[Collected data]
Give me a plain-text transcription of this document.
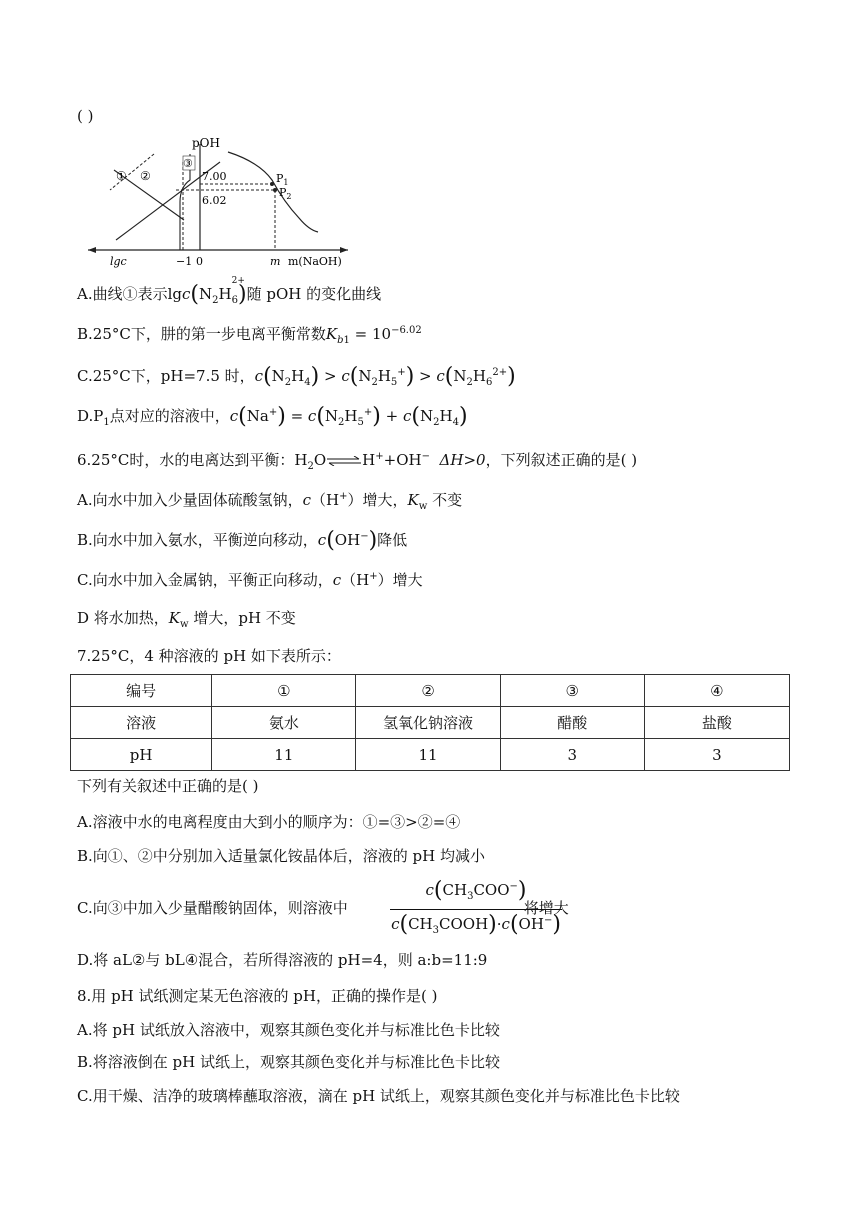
( )
pOH
③
① ②	7.00
6.02
$P_1$
$P_2$
lgc	−1 0	m m(NaOH)
A.曲线①表示$\lg c(N_2H$
$_{2+ 6}$)随 pOH 的变化曲线
B.25°C下，肼的第一步电离平衡常数$K_{b1} = 10^{-6.02}$
C.25°C下，pH=7.5 时，$c(N_2H_4) > c(N_2H_5^+) > c(N_2H_6^{2+})$
$D.P_1$点对应的溶液中，$c(Na^+) = c(N_2H_5^+) + c(N_2H_4)$
6.25°C时，水的电离达到平衡：$H_2O$ H++OH− ΔH>0，下列叙述正确的是( )
A.向水中加入少量固体硫酸氢钠，c（H+）增大，$K_w$ 不变
B.向水中加入氨水，平衡逆向移动，c(OH−)降低
C.向水中加入金属钠，平衡正向移动，c（H+）增大
D 将水加热，$K_w$ 增大，pH 不变
7.25°C，4 种溶液的 pH 如下表所示：
编号	①	②	③	④
溶液	氨水	氢氧化钠溶液	醋酸	盐酸
pH	11	11	3	3
下列有关叙述中正确的是( )
A.溶液中水的电离程度由大到小的顺序为：①=③>②=④
B.向①、②中分别加入适量氯化铵晶体后，溶液的 pH 均减小
C.向③中加入少量醋酸钠固体，则溶液中	将增大
$c(CH_3COO^-)$
$c(CH_3COOH)\cdot c(OH^-)$
D.将 aL②与 bL④混合，若所得溶液的 pH=4，则 a:b=11:9
8.用 pH 试纸测定某无色溶液的 pH，正确的操作是( )
A.将 pH 试纸放入溶液中，观察其颜色变化并与标准比色卡比较
B.将溶液倒在 pH 试纸上，观察其颜色变化并与标准比色卡比较
C.用干燥、洁净的玻璃棒蘸取溶液，滴在 pH 试纸上，观察其颜色变化并与标准比色卡比较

— Aim —
Repeat each record exactly, with the pictures left out.

— Completed exercise —
Give me a plain-text transcription of this document.
( )
pOH
③
① ②	7.00
6.02
$P_1$
$P_2$
lgc	−1 0	m m(NaOH)
A.曲线①表示$\lg c(N_2H$
$_{2+ 6}$)随 pOH 的变化曲线
B.25°C下，肼的第一步电离平衡常数$K_{b1} = 10^{-6.02}$
C.25°C下，pH=7.5 时，$c(N_2H_4) > c(N_2H_5^+) > c(N_2H_6^{2+})$
$D.P_1$点对应的溶液中，$c(Na^+) = c(N_2H_5^+) + c(N_2H_4)$
6.25°C时，水的电离达到平衡：$H_2O$ H++OH− ΔH>0，下列叙述正确的是( )
A.向水中加入少量固体硫酸氢钠，c（H+）增大，$K_w$ 不变
B.向水中加入氨水，平衡逆向移动，c(OH−)降低
C.向水中加入金属钠，平衡正向移动，c（H+）增大
D 将水加热，$K_w$ 增大，pH 不变
7.25°C，4 种溶液的 pH 如下表所示：
编号	①	②	③	④
溶液	氨水	氢氧化钠溶液	醋酸	盐酸
pH	11	11	3	3
下列有关叙述中正确的是( )
A.溶液中水的电离程度由大到小的顺序为：①=③>②=④
B.向①、②中分别加入适量氯化铵晶体后，溶液的 pH 均减小
C.向③中加入少量醋酸钠固体，则溶液中	将增大
$c(CH_3COO^-)$
$c(CH_3COOH)\cdot c(OH^-)$
D.将 aL②与 bL④混合，若所得溶液的 pH=4，则 a:b=11:9
8.用 pH 试纸测定某无色溶液的 pH，正确的操作是( )
A.将 pH 试纸放入溶液中，观察其颜色变化并与标准比色卡比较
B.将溶液倒在 pH 试纸上，观察其颜色变化并与标准比色卡比较
C.用干燥、洁净的玻璃棒蘸取溶液，滴在 pH 试纸上，观察其颜色变化并与标准比色卡比较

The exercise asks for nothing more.